■ **Exercise instructions**: Copy the data below exactly.

Records contained in a dataset:
## begin
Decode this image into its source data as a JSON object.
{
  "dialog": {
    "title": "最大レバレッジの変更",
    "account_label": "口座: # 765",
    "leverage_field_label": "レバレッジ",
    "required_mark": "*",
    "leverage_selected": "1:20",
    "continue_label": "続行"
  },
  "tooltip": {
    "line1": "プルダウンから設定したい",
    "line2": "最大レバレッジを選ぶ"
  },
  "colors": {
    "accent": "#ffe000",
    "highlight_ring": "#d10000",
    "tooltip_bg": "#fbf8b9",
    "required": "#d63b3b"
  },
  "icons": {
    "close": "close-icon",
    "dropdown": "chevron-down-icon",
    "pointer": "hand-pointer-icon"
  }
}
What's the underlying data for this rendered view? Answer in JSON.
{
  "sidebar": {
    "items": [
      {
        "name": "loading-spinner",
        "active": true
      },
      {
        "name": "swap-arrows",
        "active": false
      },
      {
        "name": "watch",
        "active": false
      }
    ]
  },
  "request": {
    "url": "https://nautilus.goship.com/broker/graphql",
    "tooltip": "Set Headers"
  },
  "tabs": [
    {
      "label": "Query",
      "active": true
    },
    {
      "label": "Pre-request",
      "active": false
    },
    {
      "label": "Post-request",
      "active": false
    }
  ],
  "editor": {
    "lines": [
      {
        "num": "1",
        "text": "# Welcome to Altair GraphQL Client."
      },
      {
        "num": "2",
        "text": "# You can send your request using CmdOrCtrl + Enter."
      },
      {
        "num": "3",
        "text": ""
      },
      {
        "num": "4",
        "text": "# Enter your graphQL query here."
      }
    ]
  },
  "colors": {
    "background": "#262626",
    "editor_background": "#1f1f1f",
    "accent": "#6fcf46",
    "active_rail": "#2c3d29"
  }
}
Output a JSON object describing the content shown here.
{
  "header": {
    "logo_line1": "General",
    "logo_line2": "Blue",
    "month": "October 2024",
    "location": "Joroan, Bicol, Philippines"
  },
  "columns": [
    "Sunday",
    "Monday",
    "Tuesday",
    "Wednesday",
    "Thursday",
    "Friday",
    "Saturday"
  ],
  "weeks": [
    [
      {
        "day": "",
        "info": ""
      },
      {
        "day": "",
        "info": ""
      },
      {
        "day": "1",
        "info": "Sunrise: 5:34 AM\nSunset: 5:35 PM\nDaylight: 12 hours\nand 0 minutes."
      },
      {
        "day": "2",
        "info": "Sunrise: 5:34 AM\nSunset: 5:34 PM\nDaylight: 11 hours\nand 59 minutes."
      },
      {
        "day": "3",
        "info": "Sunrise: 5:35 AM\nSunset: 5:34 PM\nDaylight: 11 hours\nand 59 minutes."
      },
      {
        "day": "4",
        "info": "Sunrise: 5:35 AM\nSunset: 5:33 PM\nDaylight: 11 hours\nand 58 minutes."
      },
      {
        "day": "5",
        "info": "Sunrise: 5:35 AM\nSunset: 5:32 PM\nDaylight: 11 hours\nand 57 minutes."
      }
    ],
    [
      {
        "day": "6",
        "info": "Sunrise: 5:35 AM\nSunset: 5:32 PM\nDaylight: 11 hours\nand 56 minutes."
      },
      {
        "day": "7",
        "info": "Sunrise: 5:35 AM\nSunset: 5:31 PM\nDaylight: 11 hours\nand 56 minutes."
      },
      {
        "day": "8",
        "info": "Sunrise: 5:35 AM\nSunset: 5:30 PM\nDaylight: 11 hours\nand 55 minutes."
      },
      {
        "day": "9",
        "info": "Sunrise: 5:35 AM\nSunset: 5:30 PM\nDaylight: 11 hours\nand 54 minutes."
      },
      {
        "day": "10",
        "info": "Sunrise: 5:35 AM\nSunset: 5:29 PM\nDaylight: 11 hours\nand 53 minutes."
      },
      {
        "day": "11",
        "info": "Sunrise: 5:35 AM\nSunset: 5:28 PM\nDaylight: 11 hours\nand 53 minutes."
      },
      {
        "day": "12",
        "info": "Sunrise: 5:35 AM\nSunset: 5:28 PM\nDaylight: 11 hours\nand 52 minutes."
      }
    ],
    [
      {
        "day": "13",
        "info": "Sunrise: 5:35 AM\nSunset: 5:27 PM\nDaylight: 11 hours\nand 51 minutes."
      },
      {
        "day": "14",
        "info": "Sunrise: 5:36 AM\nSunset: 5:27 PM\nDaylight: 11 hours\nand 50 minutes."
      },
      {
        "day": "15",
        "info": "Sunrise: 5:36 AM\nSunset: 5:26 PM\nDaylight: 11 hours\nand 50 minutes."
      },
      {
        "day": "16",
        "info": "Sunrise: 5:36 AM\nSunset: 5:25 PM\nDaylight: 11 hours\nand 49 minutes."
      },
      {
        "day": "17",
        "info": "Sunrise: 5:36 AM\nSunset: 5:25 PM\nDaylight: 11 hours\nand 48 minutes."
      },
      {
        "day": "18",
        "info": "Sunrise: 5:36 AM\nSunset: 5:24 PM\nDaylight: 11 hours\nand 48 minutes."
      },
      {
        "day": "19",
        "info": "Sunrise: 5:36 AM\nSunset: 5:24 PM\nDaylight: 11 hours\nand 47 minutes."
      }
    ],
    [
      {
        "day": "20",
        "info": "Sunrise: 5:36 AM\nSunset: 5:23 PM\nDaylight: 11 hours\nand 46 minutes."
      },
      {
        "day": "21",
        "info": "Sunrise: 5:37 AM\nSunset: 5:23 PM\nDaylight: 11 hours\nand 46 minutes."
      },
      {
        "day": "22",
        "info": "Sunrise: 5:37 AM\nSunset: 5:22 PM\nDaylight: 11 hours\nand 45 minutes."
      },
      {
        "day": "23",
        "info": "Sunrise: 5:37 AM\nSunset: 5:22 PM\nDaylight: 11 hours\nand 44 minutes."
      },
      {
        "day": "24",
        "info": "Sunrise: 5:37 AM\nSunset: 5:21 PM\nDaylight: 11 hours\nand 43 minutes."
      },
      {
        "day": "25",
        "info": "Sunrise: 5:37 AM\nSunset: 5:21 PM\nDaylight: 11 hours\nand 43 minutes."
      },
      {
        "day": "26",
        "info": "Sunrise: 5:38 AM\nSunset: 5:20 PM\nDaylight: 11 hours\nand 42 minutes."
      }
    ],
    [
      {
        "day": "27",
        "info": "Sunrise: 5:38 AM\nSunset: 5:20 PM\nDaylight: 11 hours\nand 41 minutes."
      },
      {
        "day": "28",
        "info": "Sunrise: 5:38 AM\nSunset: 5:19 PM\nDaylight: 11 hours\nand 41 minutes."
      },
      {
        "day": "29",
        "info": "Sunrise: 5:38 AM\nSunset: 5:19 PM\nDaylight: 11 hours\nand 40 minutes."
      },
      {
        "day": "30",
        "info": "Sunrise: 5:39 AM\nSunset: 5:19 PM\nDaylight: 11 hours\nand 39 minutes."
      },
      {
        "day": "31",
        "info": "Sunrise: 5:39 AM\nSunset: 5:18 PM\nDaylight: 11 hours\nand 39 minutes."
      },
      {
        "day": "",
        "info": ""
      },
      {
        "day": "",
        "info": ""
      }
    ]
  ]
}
## end
■ **Complete output**:
Decode this image into its source data as a JSON object.
{
  "dialog": {
    "title": "最大レバレッジの変更",
    "account_label": "口座: # 765",
    "leverage_field_label": "レバレッジ",
    "required_mark": "*",
    "leverage_selected": "1:20",
    "continue_label": "続行"
  },
  "tooltip": {
    "line1": "プルダウンから設定したい",
    "line2": "最大レバレッジを選ぶ"
  },
  "colors": {
    "accent": "#ffe000",
    "highlight_ring": "#d10000",
    "tooltip_bg": "#fbf8b9",
    "required": "#d63b3b"
  },
  "icons": {
    "close": "close-icon",
    "dropdown": "chevron-down-icon",
    "pointer": "hand-pointer-icon"
  }
}
What's the underlying data for this rendered view? Answer in JSON.
{
  "sidebar": {
    "items": [
      {
        "name": "loading-spinner",
        "active": true
      },
      {
        "name": "swap-arrows",
        "active": false
      },
      {
        "name": "watch",
        "active": false
      }
    ]
  },
  "request": {
    "url": "https://nautilus.goship.com/broker/graphql",
    "tooltip": "Set Headers"
  },
  "tabs": [
    {
      "label": "Query",
      "active": true
    },
    {
      "label": "Pre-request",
      "active": false
    },
    {
      "label": "Post-request",
      "active": false
    }
  ],
  "editor": {
    "lines": [
      {
        "num": "1",
        "text": "# Welcome to Altair GraphQL Client."
      },
      {
        "num": "2",
        "text": "# You can send your request using CmdOrCtrl + Enter."
      },
      {
        "num": "3",
        "text": ""
      },
      {
        "num": "4",
        "text": "# Enter your graphQL query here."
      }
    ]
  },
  "colors": {
    "background": "#262626",
    "editor_background": "#1f1f1f",
    "accent": "#6fcf46",
    "active_rail": "#2c3d29"
  }
}
Output a JSON object describing the content shown here.
{
  "header": {
    "logo_line1": "General",
    "logo_line2": "Blue",
    "month": "October 2024",
    "location": "Joroan, Bicol, Philippines"
  },
  "columns": [
    "Sunday",
    "Monday",
    "Tuesday",
    "Wednesday",
    "Thursday",
    "Friday",
    "Saturday"
  ],
  "weeks": [
    [
      {
        "day": "",
        "info": ""
      },
      {
        "day": "",
        "info": ""
      },
      {
        "day": "1",
        "info": "Sunrise: 5:34 AM\nSunset: 5:35 PM\nDaylight: 12 hours\nand 0 minutes."
      },
      {
        "day": "2",
        "info": "Sunrise: 5:34 AM\nSunset: 5:34 PM\nDaylight: 11 hours\nand 59 minutes."
      },
      {
        "day": "3",
        "info": "Sunrise: 5:35 AM\nSunset: 5:34 PM\nDaylight: 11 hours\nand 59 minutes."
      },
      {
        "day": "4",
        "info": "Sunrise: 5:35 AM\nSunset: 5:33 PM\nDaylight: 11 hours\nand 58 minutes."
      },
      {
        "day": "5",
        "info": "Sunrise: 5:35 AM\nSunset: 5:32 PM\nDaylight: 11 hours\nand 57 minutes."
      }
    ],
    [
      {
        "day": "6",
        "info": "Sunrise: 5:35 AM\nSunset: 5:32 PM\nDaylight: 11 hours\nand 56 minutes."
      },
      {
        "day": "7",
        "info": "Sunrise: 5:35 AM\nSunset: 5:31 PM\nDaylight: 11 hours\nand 56 minutes."
      },
      {
        "day": "8",
        "info": "Sunrise: 5:35 AM\nSunset: 5:30 PM\nDaylight: 11 hours\nand 55 minutes."
      },
      {
        "day": "9",
        "info": "Sunrise: 5:35 AM\nSunset: 5:30 PM\nDaylight: 11 hours\nand 54 minutes."
      },
      {
        "day": "10",
        "info": "Sunrise: 5:35 AM\nSunset: 5:29 PM\nDaylight: 11 hours\nand 53 minutes."
      },
      {
        "day": "11",
        "info": "Sunrise: 5:35 AM\nSunset: 5:28 PM\nDaylight: 11 hours\nand 53 minutes."
      },
      {
        "day": "12",
        "info": "Sunrise: 5:35 AM\nSunset: 5:28 PM\nDaylight: 11 hours\nand 52 minutes."
      }
    ],
    [
      {
        "day": "13",
        "info": "Sunrise: 5:35 AM\nSunset: 5:27 PM\nDaylight: 11 hours\nand 51 minutes."
      },
      {
        "day": "14",
        "info": "Sunrise: 5:36 AM\nSunset: 5:27 PM\nDaylight: 11 hours\nand 50 minutes."
      },
      {
        "day": "15",
        "info": "Sunrise: 5:36 AM\nSunset: 5:26 PM\nDaylight: 11 hours\nand 50 minutes."
      },
      {
        "day": "16",
        "info": "Sunrise: 5:36 AM\nSunset: 5:25 PM\nDaylight: 11 hours\nand 49 minutes."
      },
      {
        "day": "17",
        "info": "Sunrise: 5:36 AM\nSunset: 5:25 PM\nDaylight: 11 hours\nand 48 minutes."
      },
      {
        "day": "18",
        "info": "Sunrise: 5:36 AM\nSunset: 5:24 PM\nDaylight: 11 hours\nand 48 minutes."
      },
      {
        "day": "19",
        "info": "Sunrise: 5:36 AM\nSunset: 5:24 PM\nDaylight: 11 hours\nand 47 minutes."
      }
    ],
    [
      {
        "day": "20",
        "info": "Sunrise: 5:36 AM\nSunset: 5:23 PM\nDaylight: 11 hours\nand 46 minutes."
      },
      {
        "day": "21",
        "info": "Sunrise: 5:37 AM\nSunset: 5:23 PM\nDaylight: 11 hours\nand 46 minutes."
      },
      {
        "day": "22",
        "info": "Sunrise: 5:37 AM\nSunset: 5:22 PM\nDaylight: 11 hours\nand 45 minutes."
      },
      {
        "day": "23",
        "info": "Sunrise: 5:37 AM\nSunset: 5:22 PM\nDaylight: 11 hours\nand 44 minutes."
      },
      {
        "day": "24",
        "info": "Sunrise: 5:37 AM\nSunset: 5:21 PM\nDaylight: 11 hours\nand 43 minutes."
      },
      {
        "day": "25",
        "info": "Sunrise: 5:37 AM\nSunset: 5:21 PM\nDaylight: 11 hours\nand 43 minutes."
      },
      {
        "day": "26",
        "info": "Sunrise: 5:38 AM\nSunset: 5:20 PM\nDaylight: 11 hours\nand 42 minutes."
      }
    ],
    [
      {
        "day": "27",
        "info": "Sunrise: 5:38 AM\nSunset: 5:20 PM\nDaylight: 11 hours\nand 41 minutes."
      },
      {
        "day": "28",
        "info": "Sunrise: 5:38 AM\nSunset: 5:19 PM\nDaylight: 11 hours\nand 41 minutes."
      },
      {
        "day": "29",
        "info": "Sunrise: 5:38 AM\nSunset: 5:19 PM\nDaylight: 11 hours\nand 40 minutes."
      },
      {
        "day": "30",
        "info": "Sunrise: 5:39 AM\nSunset: 5:19 PM\nDaylight: 11 hours\nand 39 minutes."
      },
      {
        "day": "31",
        "info": "Sunrise: 5:39 AM\nSunset: 5:18 PM\nDaylight: 11 hours\nand 39 minutes."
      },
      {
        "day": "",
        "info": ""
      },
      {
        "day": "",
        "info": ""
      }
    ]
  ]
}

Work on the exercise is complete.